» SOURCE MATERIAL
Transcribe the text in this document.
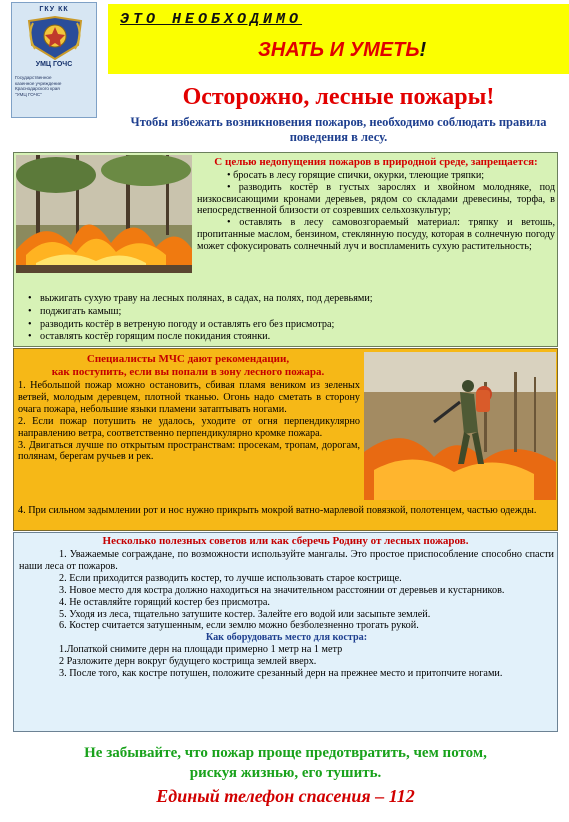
ГКУ КК
УМЦ ГОЧС
Государственное
казенное учреждение
Краснодарского края
"УМЦ ГОЧС"
ЭТО НЕОБХОДИМО
ЗНАТЬ И УМЕТЬ!
Осторожно, лесные пожары!
Чтобы избежать возникновения пожаров, необходимо соблюдать правила поведения в лесу.
С целью недопущения пожаров в природной среде, запрещается:

• бросать в лесу горящие спички, окурки, тлеющие тряпки;

• разводить костёр в густых зарослях и хвойном молодняке, под низкосвисающими кронами деревьев, рядом со складами древесины, торфа, в непосредственной близости от созревших сельхозкультур;

• оставлять в лесу самовозгораемый материал: тряпку и ветошь, пропитанные маслом, бензином, стеклянную посуду, которая в солнечную погоду может сфокусировать солнечный луч и воспламенить сухую растительность;

• выжигать сухую траву на лесных полянах, в садах, на полях, под деревьями;
• поджигать камыш;
• разводить костёр в ветреную погоду и оставлять его без присмотра;
• оставлять костёр горящим после покидания стоянки.
Специалисты МЧС дают рекомендации,
как поступить, если вы попали в зону лесного пожара.

1. Небольшой пожар можно остановить, сбивая пламя веником из зеленых ветвей, молодым деревцем, плотной тканью. Огонь надо сметать в сторону очага пожара, небольшие языки пламени затаптывать ногами.

2. Если пожар потушить не удалось, уходите от огня перпендикулярно направлению ветра, соответственно перпендикулярно кромке пожара.

3. Двигаться лучше по открытым пространствам: просекам, тропам, дорогам, полянам, берегам ручьев и рек.

4. При сильном задымлении рот и нос нужно прикрыть мокрой ватно-марлевой повязкой, полотенцем, частью одежды.
Несколько полезных советов или как сберечь Родину от лесных пожаров.

1. Уважаемые сограждане, по возможности используйте мангалы. Это простое приспособление способно спасти наши леса от пожаров.

2. Если приходится разводить костер, то лучше использовать старое кострище.

3. Новое место для костра должно находиться на значительном расстоянии от деревьев и кустарников.

4. Не оставляйте горящий костер без присмотра.

5. Уходя из леса, тщательно затушите костер. Залейте его водой или засыпьте землей.

6. Костер считается затушенным, если землю можно безболезненно трогать рукой.

Как оборудовать место для костра:

1.Лопаткой снимите дерн на площади примерно 1 метр на 1 метр

2 Разложите дерн вокруг будущего кострища землей вверх.

3. После того, как костре потушен, положите срезанный дерн на прежнее место и притопчите ногами.

Не забывайте, что пожар проще предотвратить, чем потом,
рискуя жизнью, его тушить.
Единый телефон спасения – 112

» WRITTEN EXERCISE
Find every line holding the word "место"; give their count and nothing else.

» FINISHED TASK
3